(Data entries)
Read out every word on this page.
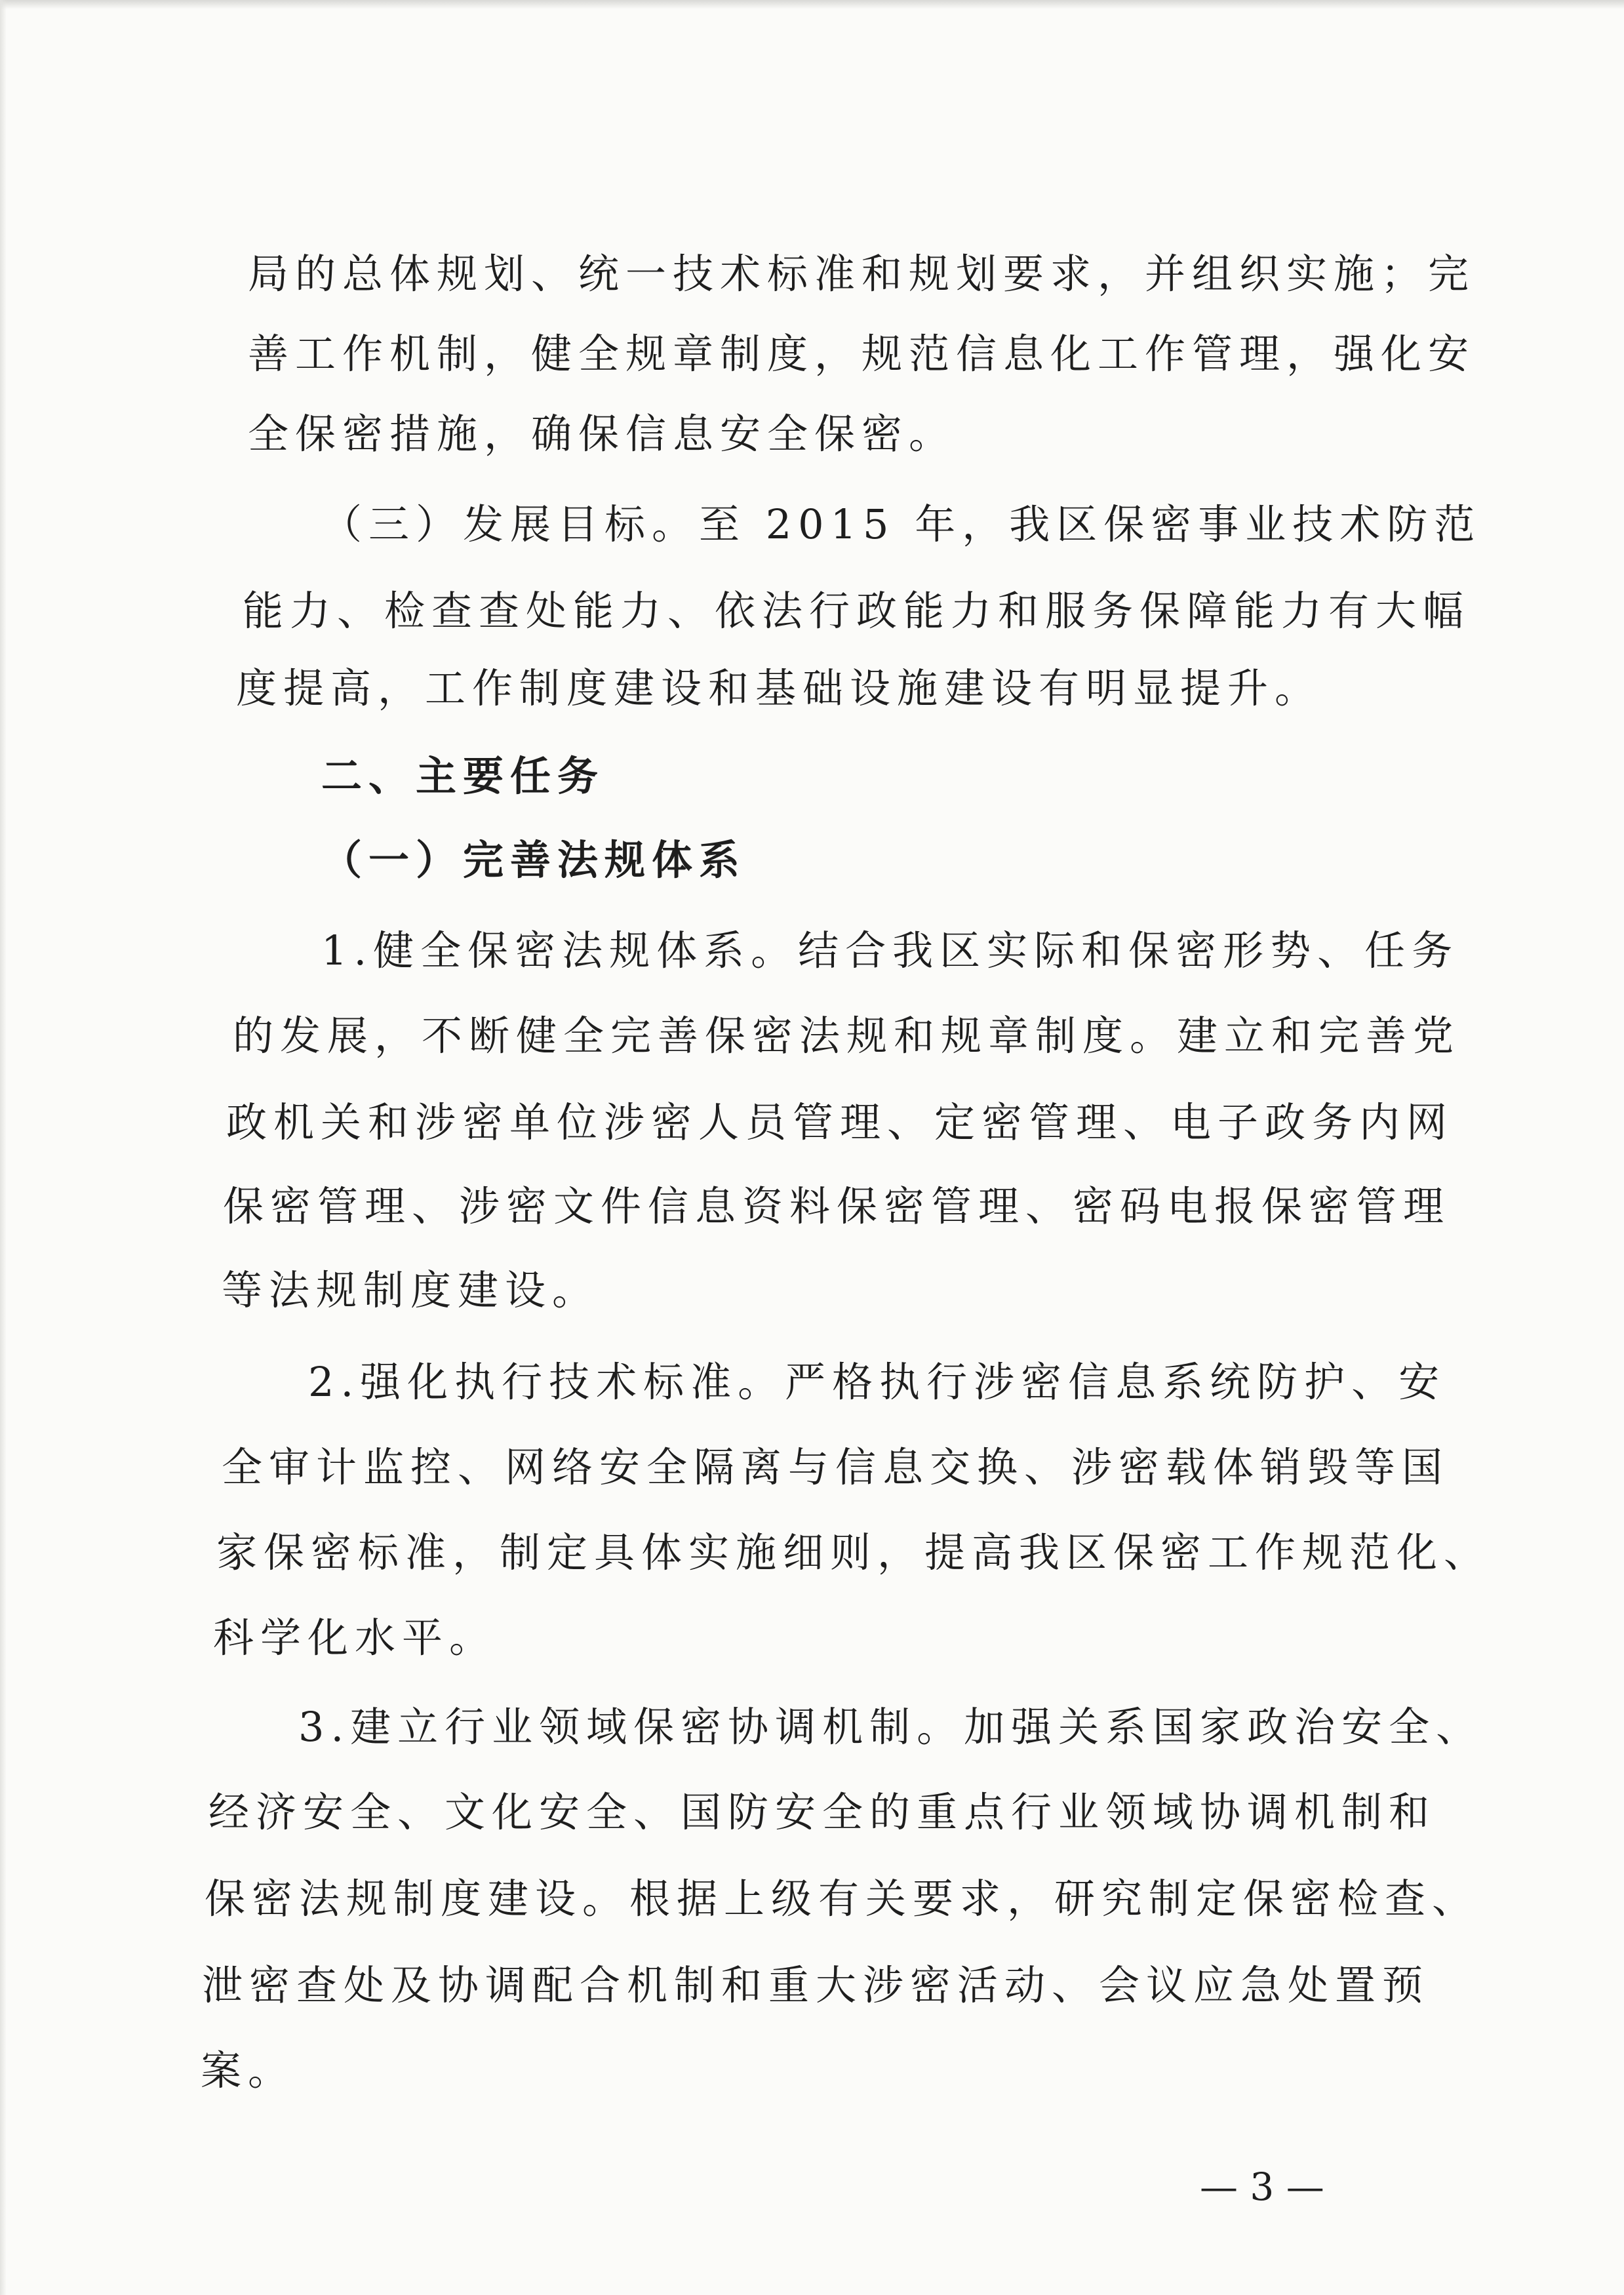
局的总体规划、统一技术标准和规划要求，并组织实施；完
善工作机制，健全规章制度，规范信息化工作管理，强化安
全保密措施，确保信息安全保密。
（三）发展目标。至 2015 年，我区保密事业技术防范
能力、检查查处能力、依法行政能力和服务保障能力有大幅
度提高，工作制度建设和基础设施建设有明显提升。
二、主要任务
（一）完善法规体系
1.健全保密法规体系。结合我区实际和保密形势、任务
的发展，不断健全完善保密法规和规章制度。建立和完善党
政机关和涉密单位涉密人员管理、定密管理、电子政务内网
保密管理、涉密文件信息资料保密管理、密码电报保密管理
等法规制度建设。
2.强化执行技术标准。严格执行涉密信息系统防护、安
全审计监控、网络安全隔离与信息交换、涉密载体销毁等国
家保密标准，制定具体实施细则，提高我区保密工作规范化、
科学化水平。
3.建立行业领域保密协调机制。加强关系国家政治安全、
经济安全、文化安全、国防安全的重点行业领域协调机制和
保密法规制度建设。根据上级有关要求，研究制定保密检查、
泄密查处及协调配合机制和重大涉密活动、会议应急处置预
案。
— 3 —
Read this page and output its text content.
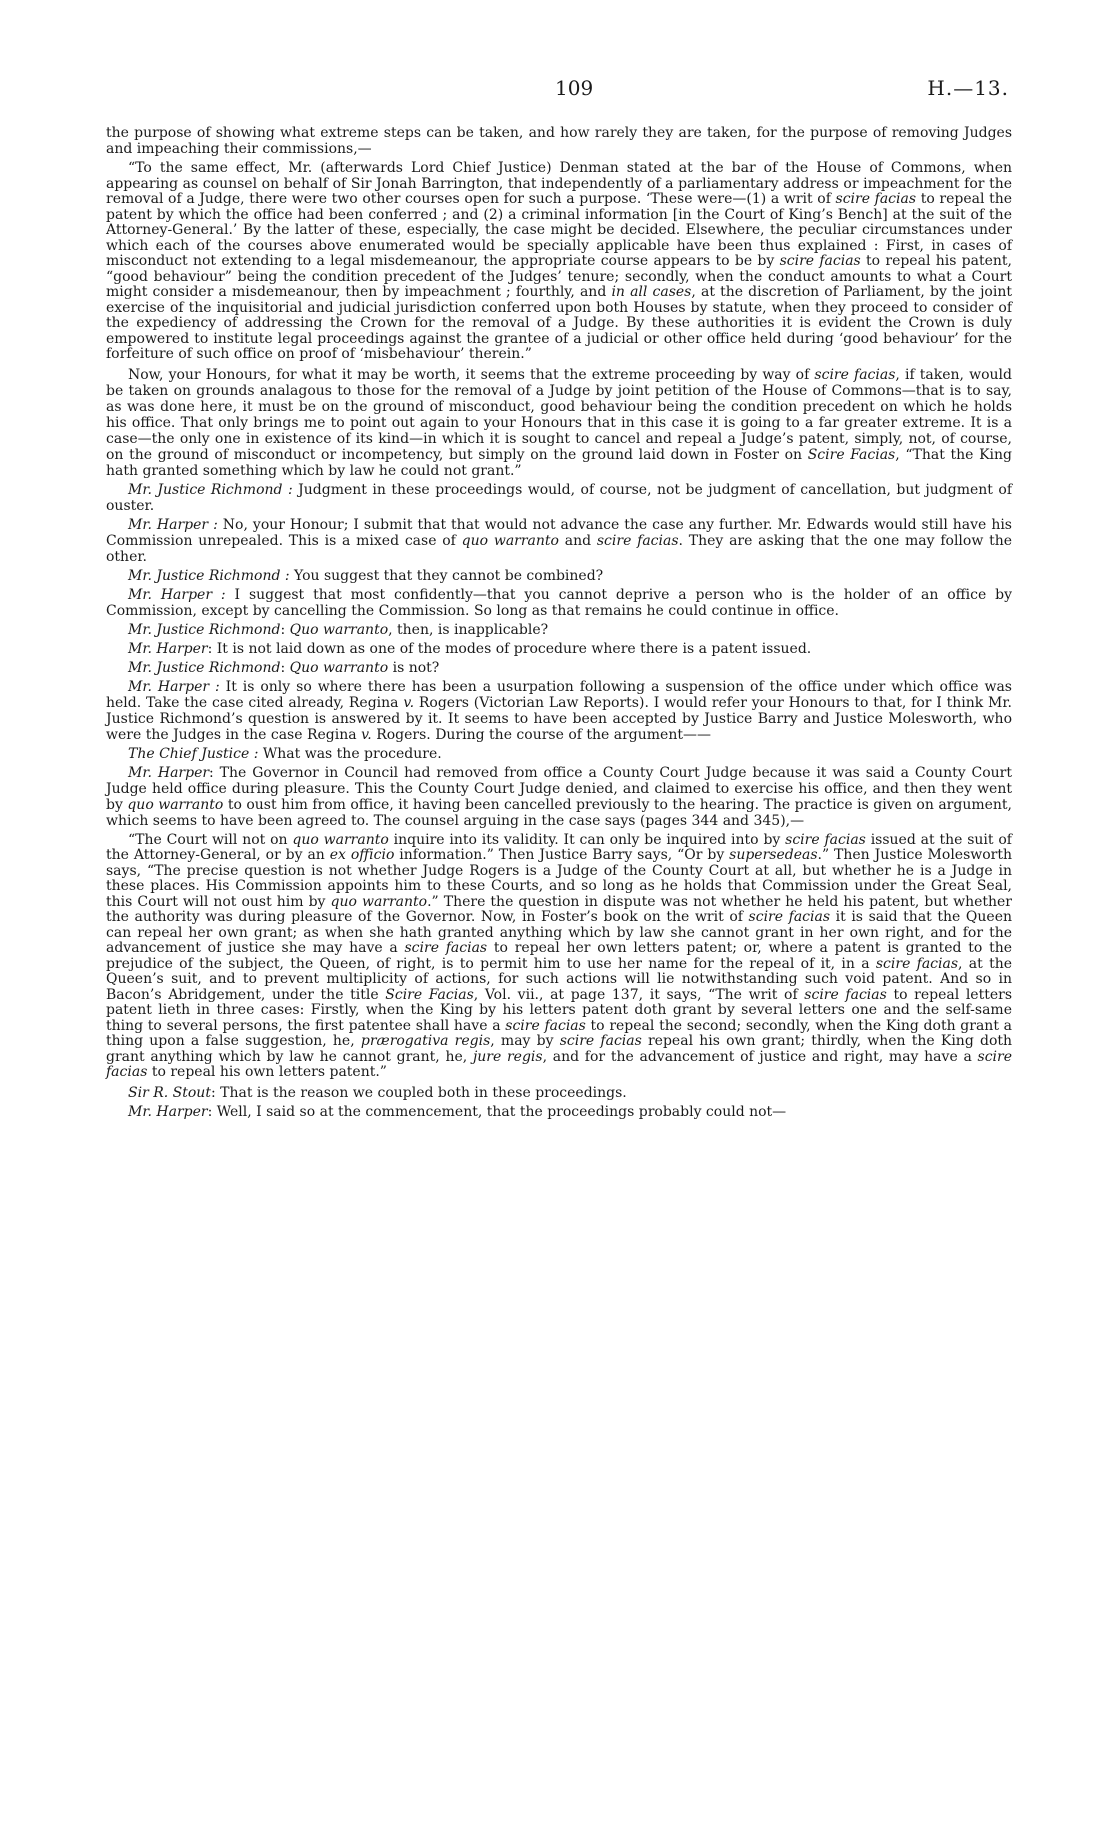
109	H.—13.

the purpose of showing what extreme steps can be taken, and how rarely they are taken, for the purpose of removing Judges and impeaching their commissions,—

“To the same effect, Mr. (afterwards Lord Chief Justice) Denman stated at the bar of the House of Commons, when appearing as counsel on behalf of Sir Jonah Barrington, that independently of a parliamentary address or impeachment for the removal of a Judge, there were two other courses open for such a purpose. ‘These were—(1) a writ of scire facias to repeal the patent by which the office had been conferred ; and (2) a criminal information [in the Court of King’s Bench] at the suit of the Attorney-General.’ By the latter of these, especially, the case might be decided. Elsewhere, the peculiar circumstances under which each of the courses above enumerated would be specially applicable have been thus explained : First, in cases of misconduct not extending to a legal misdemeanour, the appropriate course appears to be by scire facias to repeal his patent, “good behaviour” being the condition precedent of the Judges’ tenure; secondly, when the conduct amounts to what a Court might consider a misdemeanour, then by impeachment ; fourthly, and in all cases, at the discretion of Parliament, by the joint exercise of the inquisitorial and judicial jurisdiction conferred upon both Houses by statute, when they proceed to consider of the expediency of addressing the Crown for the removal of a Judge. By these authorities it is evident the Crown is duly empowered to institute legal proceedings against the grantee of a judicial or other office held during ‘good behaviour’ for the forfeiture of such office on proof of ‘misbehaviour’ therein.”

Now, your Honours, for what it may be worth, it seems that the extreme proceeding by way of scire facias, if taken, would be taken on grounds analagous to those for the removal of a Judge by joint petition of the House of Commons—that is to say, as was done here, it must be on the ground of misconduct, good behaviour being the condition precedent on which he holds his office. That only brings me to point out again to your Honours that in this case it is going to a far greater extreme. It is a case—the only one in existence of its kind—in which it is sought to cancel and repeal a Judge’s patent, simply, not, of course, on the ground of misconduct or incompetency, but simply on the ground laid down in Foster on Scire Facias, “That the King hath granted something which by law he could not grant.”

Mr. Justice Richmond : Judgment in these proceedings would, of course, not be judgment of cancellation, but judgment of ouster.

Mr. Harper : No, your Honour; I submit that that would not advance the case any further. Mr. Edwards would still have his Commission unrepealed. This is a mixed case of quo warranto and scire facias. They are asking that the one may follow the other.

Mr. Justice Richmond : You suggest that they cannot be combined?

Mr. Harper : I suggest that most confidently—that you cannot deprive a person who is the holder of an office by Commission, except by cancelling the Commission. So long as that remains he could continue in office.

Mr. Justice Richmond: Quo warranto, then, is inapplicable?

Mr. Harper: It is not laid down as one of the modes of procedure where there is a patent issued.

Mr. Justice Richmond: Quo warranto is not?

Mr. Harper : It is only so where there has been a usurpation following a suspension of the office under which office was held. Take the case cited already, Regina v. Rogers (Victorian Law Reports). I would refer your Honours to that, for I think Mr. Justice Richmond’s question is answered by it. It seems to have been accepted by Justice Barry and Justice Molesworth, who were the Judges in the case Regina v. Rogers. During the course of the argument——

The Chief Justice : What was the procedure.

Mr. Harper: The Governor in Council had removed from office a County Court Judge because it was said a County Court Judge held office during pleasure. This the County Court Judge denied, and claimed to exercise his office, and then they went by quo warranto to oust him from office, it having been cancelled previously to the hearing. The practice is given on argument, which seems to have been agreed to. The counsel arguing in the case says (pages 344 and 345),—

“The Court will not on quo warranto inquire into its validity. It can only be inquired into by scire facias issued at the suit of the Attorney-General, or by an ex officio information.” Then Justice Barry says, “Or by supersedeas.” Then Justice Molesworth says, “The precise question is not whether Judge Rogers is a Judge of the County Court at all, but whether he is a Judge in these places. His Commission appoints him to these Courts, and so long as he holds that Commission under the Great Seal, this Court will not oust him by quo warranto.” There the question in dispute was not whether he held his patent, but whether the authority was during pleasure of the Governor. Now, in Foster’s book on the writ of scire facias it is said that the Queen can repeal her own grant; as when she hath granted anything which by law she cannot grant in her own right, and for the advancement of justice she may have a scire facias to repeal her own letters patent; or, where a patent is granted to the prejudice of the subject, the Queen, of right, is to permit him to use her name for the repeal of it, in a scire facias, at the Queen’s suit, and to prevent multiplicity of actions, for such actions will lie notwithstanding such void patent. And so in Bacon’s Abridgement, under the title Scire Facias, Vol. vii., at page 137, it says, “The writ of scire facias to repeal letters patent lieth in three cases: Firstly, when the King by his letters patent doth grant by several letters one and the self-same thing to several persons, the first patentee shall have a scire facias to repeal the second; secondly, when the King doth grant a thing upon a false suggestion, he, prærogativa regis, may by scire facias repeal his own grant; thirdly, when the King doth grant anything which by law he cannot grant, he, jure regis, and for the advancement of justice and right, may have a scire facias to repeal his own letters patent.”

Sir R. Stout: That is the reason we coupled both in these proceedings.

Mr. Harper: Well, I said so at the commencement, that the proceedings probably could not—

AIM » Transcribe the material exactly, keeping every word and none of the pictures.

RESPONSE BELOW »
Read out every word on this page.
局的总体规划、统一技术标准和规划要求，并组织实施；完
善工作机制，健全规章制度，规范信息化工作管理，强化安
全保密措施，确保信息安全保密。
（三）发展目标。至 2015 年，我区保密事业技术防范
能力、检查查处能力、依法行政能力和服务保障能力有大幅
度提高，工作制度建设和基础设施建设有明显提升。
二、主要任务
（一）完善法规体系
1.健全保密法规体系。结合我区实际和保密形势、任务
的发展，不断健全完善保密法规和规章制度。建立和完善党
政机关和涉密单位涉密人员管理、定密管理、电子政务内网
保密管理、涉密文件信息资料保密管理、密码电报保密管理
等法规制度建设。
2.强化执行技术标准。严格执行涉密信息系统防护、安
全审计监控、网络安全隔离与信息交换、涉密载体销毁等国
家保密标准，制定具体实施细则，提高我区保密工作规范化、
科学化水平。
3.建立行业领域保密协调机制。加强关系国家政治安全、
经济安全、文化安全、国防安全的重点行业领域协调机制和
保密法规制度建设。根据上级有关要求，研究制定保密检查、
泄密查处及协调配合机制和重大涉密活动、会议应急处置预
案。
— 3 —
Read this page and output its text content.
109	H.—13.

the purpose of showing what extreme steps can be taken, and how rarely they are taken, for the purpose of removing Judges and impeaching their commissions,—

“To the same effect, Mr. (afterwards Lord Chief Justice) Denman stated at the bar of the House of Commons, when appearing as counsel on behalf of Sir Jonah Barrington, that independently of a parliamentary address or impeachment for the removal of a Judge, there were two other courses open for such a purpose. ‘These were—(1) a writ of scire facias to repeal the patent by which the office had been conferred ; and (2) a criminal information [in the Court of King’s Bench] at the suit of the Attorney-General.’ By the latter of these, especially, the case might be decided. Elsewhere, the peculiar circumstances under which each of the courses above enumerated would be specially applicable have been thus explained : First, in cases of misconduct not extending to a legal misdemeanour, the appropriate course appears to be by scire facias to repeal his patent, “good behaviour” being the condition precedent of the Judges’ tenure; secondly, when the conduct amounts to what a Court might consider a misdemeanour, then by impeachment ; fourthly, and in all cases, at the discretion of Parliament, by the joint exercise of the inquisitorial and judicial jurisdiction conferred upon both Houses by statute, when they proceed to consider of the expediency of addressing the Crown for the removal of a Judge. By these authorities it is evident the Crown is duly empowered to institute legal proceedings against the grantee of a judicial or other office held during ‘good behaviour’ for the forfeiture of such office on proof of ‘misbehaviour’ therein.”

Now, your Honours, for what it may be worth, it seems that the extreme proceeding by way of scire facias, if taken, would be taken on grounds analagous to those for the removal of a Judge by joint petition of the House of Commons—that is to say, as was done here, it must be on the ground of misconduct, good behaviour being the condition precedent on which he holds his office. That only brings me to point out again to your Honours that in this case it is going to a far greater extreme. It is a case—the only one in existence of its kind—in which it is sought to cancel and repeal a Judge’s patent, simply, not, of course, on the ground of misconduct or incompetency, but simply on the ground laid down in Foster on Scire Facias, “That the King hath granted something which by law he could not grant.”

Mr. Justice Richmond : Judgment in these proceedings would, of course, not be judgment of cancellation, but judgment of ouster.

Mr. Harper : No, your Honour; I submit that that would not advance the case any further. Mr. Edwards would still have his Commission unrepealed. This is a mixed case of quo warranto and scire facias. They are asking that the one may follow the other.

Mr. Justice Richmond : You suggest that they cannot be combined?

Mr. Harper : I suggest that most confidently—that you cannot deprive a person who is the holder of an office by Commission, except by cancelling the Commission. So long as that remains he could continue in office.

Mr. Justice Richmond: Quo warranto, then, is inapplicable?

Mr. Harper: It is not laid down as one of the modes of procedure where there is a patent issued.

Mr. Justice Richmond: Quo warranto is not?

Mr. Harper : It is only so where there has been a usurpation following a suspension of the office under which office was held. Take the case cited already, Regina v. Rogers (Victorian Law Reports). I would refer your Honours to that, for I think Mr. Justice Richmond’s question is answered by it. It seems to have been accepted by Justice Barry and Justice Molesworth, who were the Judges in the case Regina v. Rogers. During the course of the argument——

The Chief Justice : What was the procedure.

Mr. Harper: The Governor in Council had removed from office a County Court Judge because it was said a County Court Judge held office during pleasure. This the County Court Judge denied, and claimed to exercise his office, and then they went by quo warranto to oust him from office, it having been cancelled previously to the hearing. The practice is given on argument, which seems to have been agreed to. The counsel arguing in the case says (pages 344 and 345),—

“The Court will not on quo warranto inquire into its validity. It can only be inquired into by scire facias issued at the suit of the Attorney-General, or by an ex officio information.” Then Justice Barry says, “Or by supersedeas.” Then Justice Molesworth says, “The precise question is not whether Judge Rogers is a Judge of the County Court at all, but whether he is a Judge in these places. His Commission appoints him to these Courts, and so long as he holds that Commission under the Great Seal, this Court will not oust him by quo warranto.” There the question in dispute was not whether he held his patent, but whether the authority was during pleasure of the Governor. Now, in Foster’s book on the writ of scire facias it is said that the Queen can repeal her own grant; as when she hath granted anything which by law she cannot grant in her own right, and for the advancement of justice she may have a scire facias to repeal her own letters patent; or, where a patent is granted to the prejudice of the subject, the Queen, of right, is to permit him to use her name for the repeal of it, in a scire facias, at the Queen’s suit, and to prevent multiplicity of actions, for such actions will lie notwithstanding such void patent. And so in Bacon’s Abridgement, under the title Scire Facias, Vol. vii., at page 137, it says, “The writ of scire facias to repeal letters patent lieth in three cases: Firstly, when the King by his letters patent doth grant by several letters one and the self-same thing to several persons, the first patentee shall have a scire facias to repeal the second; secondly, when the King doth grant a thing upon a false suggestion, he, prærogativa regis, may by scire facias repeal his own grant; thirdly, when the King doth grant anything which by law he cannot grant, he, jure regis, and for the advancement of justice and right, may have a scire facias to repeal his own letters patent.”

Sir R. Stout: That is the reason we coupled both in these proceedings.

Mr. Harper: Well, I said so at the commencement, that the proceedings probably could not—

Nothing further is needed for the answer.